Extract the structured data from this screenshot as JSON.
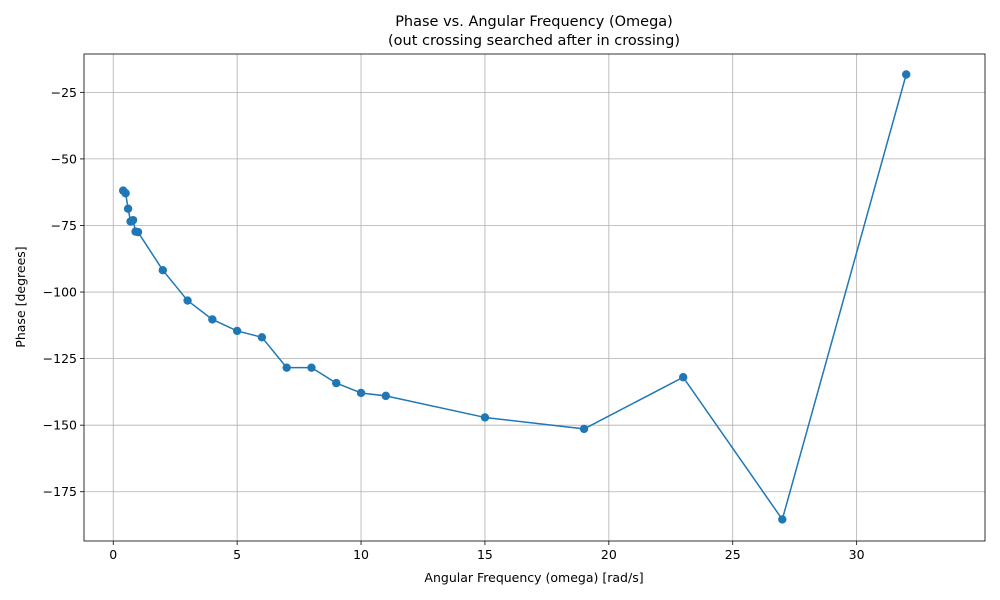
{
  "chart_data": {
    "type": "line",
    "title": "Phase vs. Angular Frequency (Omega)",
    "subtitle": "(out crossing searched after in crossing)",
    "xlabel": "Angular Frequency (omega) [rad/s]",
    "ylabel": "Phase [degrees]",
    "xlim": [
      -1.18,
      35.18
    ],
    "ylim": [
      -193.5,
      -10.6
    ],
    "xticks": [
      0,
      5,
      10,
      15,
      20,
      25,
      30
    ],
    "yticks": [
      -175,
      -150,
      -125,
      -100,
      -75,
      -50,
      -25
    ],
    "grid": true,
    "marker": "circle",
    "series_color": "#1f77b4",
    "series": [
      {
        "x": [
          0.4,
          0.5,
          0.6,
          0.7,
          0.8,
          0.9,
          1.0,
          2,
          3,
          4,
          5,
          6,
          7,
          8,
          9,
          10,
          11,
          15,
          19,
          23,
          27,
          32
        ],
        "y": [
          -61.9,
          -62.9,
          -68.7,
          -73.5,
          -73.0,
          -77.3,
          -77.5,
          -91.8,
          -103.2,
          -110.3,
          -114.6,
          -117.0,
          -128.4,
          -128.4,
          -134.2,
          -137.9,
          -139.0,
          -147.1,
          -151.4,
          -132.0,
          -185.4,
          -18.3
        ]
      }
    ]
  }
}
▬▬▬▬▬▬
### Work required
Go through the listing above and return every line where the word "Phase" occurs.

### Task response
    "title": "Phase vs. Angular Frequency (Omega)",
    "ylabel": "Phase [degrees]",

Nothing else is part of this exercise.